# [THE REQUEST]
Extract each line holding the word "شماره" from the entries.

# [EXTRACTED INFORMATION]
-- START --
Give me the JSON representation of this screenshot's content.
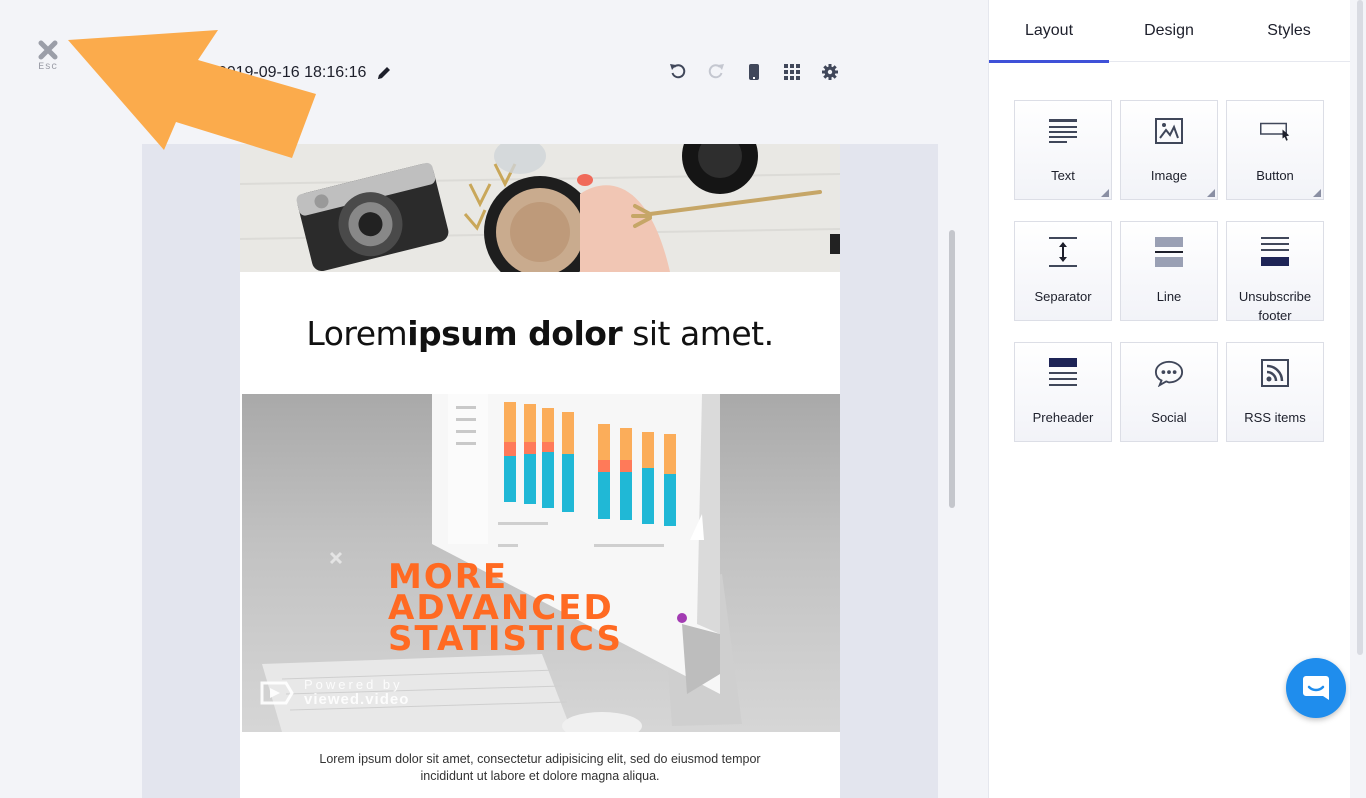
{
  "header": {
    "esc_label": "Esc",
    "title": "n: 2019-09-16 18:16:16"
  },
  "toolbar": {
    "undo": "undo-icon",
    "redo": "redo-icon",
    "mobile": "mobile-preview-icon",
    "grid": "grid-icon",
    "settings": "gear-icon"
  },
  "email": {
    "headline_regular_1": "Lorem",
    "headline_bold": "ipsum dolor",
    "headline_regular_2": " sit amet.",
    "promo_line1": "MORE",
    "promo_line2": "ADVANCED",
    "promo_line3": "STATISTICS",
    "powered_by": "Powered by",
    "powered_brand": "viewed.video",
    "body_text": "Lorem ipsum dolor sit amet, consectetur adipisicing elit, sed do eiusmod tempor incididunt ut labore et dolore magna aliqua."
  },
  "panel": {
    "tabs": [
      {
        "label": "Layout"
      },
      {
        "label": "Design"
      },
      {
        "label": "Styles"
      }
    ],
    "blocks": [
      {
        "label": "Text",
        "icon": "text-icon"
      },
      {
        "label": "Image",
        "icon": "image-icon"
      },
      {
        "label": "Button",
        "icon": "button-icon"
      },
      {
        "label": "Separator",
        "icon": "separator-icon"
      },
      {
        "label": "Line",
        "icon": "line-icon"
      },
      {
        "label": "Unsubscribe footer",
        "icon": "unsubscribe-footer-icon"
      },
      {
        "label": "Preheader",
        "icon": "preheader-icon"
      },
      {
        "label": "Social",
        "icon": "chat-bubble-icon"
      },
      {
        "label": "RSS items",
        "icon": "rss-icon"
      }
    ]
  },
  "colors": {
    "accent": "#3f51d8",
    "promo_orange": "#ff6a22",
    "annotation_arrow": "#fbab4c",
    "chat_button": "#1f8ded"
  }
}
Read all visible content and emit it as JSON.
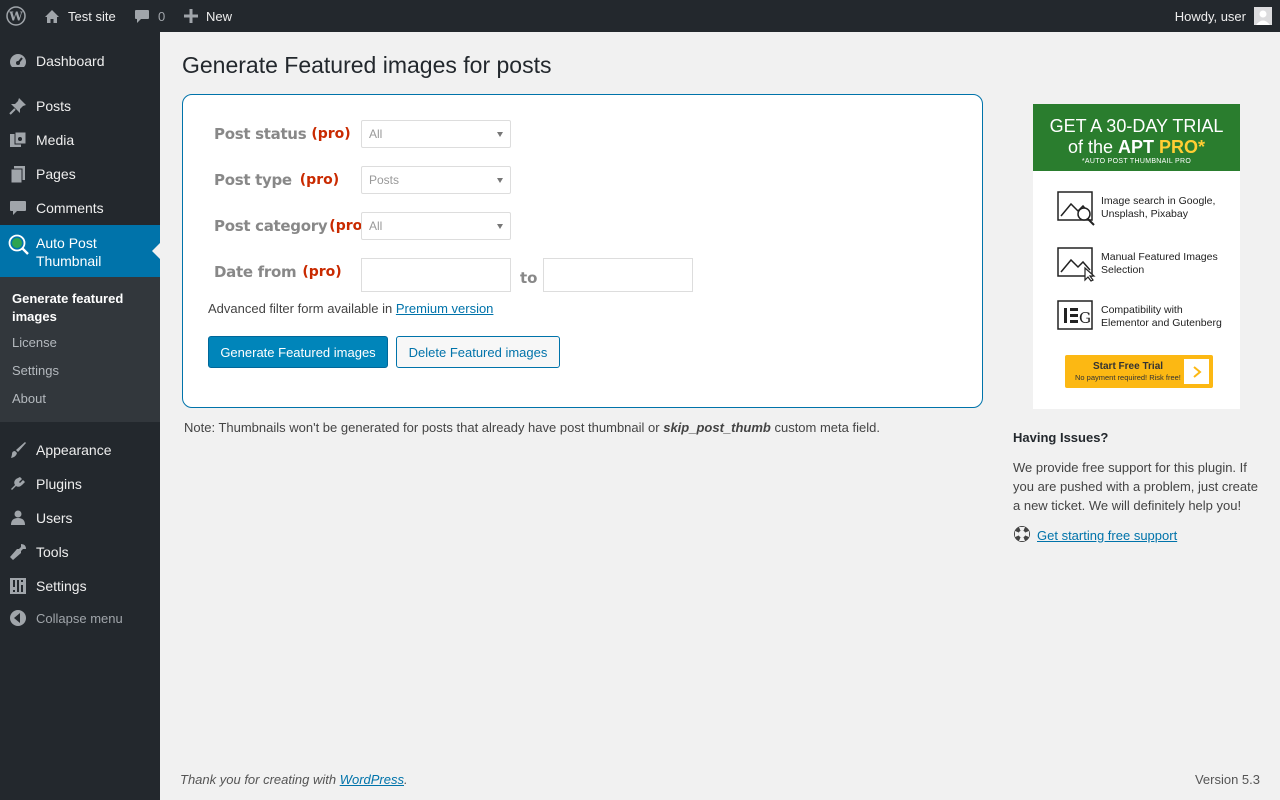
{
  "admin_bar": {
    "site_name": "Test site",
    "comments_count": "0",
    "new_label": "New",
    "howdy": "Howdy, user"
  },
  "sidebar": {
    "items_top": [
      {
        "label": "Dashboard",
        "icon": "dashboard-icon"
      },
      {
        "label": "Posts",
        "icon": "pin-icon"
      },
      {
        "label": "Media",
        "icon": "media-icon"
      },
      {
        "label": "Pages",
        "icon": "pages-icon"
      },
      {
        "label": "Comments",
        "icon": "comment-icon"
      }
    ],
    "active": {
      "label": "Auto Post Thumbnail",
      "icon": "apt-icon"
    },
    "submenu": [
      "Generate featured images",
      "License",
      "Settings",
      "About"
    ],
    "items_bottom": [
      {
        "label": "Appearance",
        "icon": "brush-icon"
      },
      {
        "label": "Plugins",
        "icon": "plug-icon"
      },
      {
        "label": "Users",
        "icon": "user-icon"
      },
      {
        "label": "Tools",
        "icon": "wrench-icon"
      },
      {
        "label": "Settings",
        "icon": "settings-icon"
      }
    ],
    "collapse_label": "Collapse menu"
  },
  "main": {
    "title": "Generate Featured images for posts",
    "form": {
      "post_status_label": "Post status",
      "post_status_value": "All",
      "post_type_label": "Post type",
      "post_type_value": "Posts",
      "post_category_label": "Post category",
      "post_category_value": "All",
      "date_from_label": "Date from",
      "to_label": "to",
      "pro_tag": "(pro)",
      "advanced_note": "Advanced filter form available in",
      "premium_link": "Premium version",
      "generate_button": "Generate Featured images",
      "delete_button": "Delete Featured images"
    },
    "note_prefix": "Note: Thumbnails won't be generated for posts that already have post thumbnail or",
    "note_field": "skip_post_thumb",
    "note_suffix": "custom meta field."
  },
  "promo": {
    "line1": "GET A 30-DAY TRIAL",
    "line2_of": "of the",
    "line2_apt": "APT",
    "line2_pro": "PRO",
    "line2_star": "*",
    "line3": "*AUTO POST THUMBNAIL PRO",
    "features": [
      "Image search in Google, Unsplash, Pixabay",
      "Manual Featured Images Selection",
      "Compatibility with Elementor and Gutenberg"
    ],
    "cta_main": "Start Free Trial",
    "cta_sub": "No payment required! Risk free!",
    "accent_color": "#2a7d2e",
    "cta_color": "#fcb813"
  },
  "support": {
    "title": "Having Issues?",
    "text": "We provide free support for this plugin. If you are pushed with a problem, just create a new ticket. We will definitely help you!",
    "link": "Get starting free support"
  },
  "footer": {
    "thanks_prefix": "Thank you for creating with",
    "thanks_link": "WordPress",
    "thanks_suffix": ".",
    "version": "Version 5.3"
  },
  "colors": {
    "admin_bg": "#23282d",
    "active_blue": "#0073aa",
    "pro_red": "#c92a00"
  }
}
-- END --
-- START --
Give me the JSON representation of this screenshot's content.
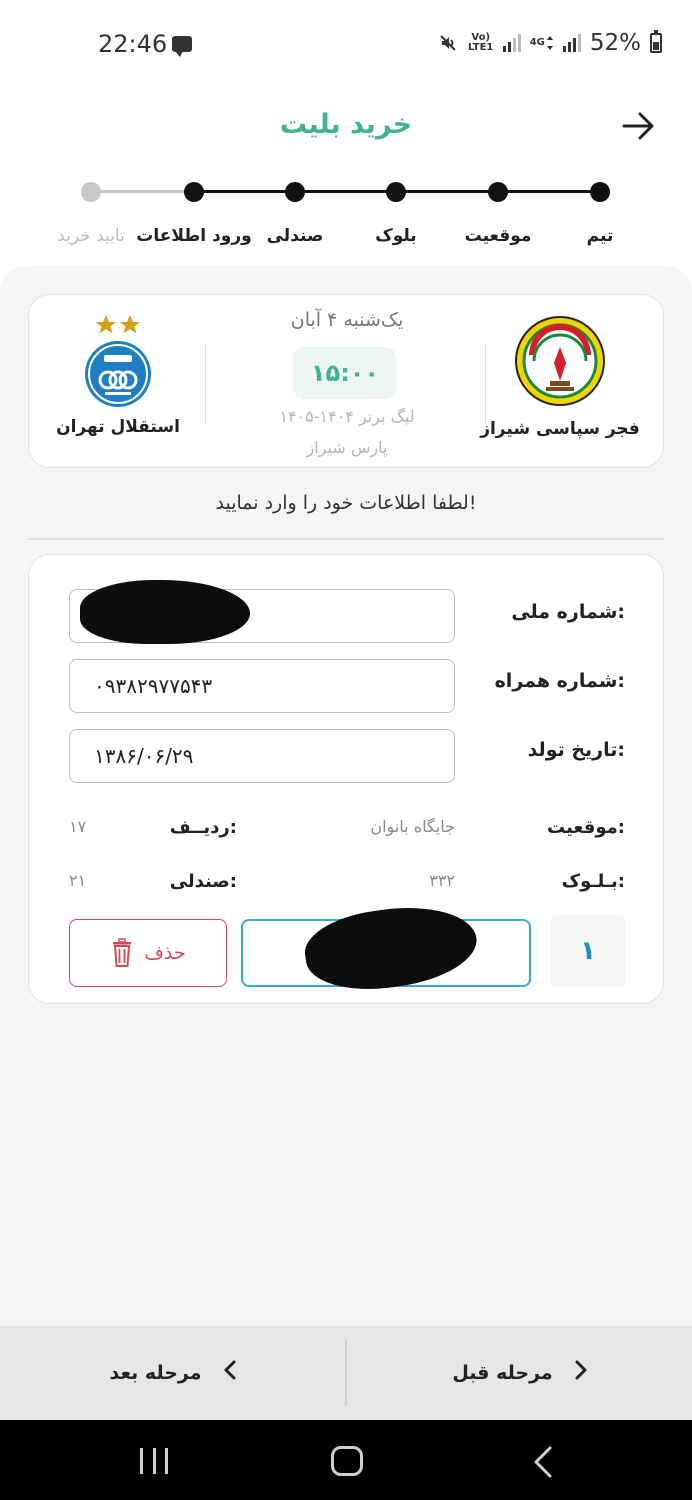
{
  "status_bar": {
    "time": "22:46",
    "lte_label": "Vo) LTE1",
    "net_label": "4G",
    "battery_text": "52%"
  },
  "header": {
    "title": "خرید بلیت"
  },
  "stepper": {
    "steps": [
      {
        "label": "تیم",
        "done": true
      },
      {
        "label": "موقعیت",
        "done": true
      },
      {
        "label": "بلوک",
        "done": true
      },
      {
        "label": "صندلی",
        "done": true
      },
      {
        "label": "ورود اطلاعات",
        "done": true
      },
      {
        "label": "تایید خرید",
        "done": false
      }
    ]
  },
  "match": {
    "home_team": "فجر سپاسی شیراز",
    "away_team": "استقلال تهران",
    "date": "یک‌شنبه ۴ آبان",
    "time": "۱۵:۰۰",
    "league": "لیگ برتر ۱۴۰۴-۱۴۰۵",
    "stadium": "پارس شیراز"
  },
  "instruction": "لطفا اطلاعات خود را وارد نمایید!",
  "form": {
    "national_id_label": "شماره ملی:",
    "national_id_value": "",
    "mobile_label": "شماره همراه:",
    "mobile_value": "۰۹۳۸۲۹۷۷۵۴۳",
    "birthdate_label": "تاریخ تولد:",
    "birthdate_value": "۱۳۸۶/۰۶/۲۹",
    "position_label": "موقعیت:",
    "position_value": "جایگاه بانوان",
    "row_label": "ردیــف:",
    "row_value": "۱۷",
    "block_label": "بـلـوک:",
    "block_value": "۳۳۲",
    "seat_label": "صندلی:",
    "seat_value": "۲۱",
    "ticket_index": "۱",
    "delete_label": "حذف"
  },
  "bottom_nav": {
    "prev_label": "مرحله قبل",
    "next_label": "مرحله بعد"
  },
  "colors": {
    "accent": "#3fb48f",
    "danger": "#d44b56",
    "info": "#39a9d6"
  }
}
-- END --
-- START --
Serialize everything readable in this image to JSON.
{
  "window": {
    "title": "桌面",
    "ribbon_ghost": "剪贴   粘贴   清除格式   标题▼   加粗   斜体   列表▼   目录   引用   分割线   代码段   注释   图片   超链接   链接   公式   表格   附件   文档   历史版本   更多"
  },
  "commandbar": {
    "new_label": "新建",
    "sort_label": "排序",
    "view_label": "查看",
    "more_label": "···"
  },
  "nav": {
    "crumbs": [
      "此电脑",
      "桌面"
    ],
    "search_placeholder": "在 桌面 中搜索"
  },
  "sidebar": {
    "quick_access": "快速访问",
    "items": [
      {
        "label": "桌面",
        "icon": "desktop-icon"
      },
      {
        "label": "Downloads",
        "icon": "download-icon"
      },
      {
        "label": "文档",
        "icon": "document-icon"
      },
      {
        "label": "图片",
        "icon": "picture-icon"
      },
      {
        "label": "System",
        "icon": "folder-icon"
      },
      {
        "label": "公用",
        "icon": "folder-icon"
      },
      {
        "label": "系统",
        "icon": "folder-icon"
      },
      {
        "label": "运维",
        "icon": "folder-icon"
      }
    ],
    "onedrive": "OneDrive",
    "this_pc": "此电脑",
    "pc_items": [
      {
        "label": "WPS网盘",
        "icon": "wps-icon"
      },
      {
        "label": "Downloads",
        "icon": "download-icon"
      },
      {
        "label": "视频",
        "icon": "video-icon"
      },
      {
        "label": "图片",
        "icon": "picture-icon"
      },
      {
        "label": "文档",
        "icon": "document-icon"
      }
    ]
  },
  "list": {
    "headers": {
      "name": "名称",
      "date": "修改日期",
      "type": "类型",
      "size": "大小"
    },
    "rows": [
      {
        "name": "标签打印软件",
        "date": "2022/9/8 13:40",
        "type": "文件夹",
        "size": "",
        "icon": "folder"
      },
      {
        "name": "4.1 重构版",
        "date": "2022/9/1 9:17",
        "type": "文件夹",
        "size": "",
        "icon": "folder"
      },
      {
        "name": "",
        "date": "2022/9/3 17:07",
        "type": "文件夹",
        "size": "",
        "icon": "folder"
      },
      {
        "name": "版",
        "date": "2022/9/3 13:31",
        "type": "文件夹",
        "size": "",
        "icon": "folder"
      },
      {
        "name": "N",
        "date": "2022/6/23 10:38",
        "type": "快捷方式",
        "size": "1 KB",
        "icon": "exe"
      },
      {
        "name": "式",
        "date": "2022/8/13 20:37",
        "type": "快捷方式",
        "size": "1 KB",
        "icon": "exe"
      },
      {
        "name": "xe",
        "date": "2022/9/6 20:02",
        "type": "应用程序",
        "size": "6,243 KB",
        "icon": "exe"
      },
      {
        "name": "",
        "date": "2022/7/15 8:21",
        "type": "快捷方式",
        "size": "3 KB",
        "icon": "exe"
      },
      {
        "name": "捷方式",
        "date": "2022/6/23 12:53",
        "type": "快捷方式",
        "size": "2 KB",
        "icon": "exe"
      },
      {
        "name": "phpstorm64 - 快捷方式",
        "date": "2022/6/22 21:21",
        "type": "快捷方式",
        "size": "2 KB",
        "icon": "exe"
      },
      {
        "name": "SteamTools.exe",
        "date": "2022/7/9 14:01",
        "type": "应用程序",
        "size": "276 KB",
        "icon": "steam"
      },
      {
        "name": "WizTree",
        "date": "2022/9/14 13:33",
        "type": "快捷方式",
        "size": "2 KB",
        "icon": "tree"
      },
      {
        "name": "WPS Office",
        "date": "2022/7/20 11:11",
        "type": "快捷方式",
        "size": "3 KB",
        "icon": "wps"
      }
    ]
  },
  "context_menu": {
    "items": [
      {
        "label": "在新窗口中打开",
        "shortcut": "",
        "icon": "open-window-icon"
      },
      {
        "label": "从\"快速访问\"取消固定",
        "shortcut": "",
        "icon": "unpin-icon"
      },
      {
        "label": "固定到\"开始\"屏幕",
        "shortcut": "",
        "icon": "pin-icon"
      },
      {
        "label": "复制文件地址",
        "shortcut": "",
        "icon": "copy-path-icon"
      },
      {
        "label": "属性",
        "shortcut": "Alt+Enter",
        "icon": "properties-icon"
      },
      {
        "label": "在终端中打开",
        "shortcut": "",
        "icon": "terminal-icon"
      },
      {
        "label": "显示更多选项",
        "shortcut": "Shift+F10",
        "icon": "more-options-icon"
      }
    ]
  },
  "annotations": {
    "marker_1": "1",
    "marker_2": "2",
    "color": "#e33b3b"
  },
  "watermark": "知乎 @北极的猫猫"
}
-- END --
# [RIGHT ANSWER]
    "national_id_label": "شماره ملی:",
    "mobile_label": "شماره همراه:",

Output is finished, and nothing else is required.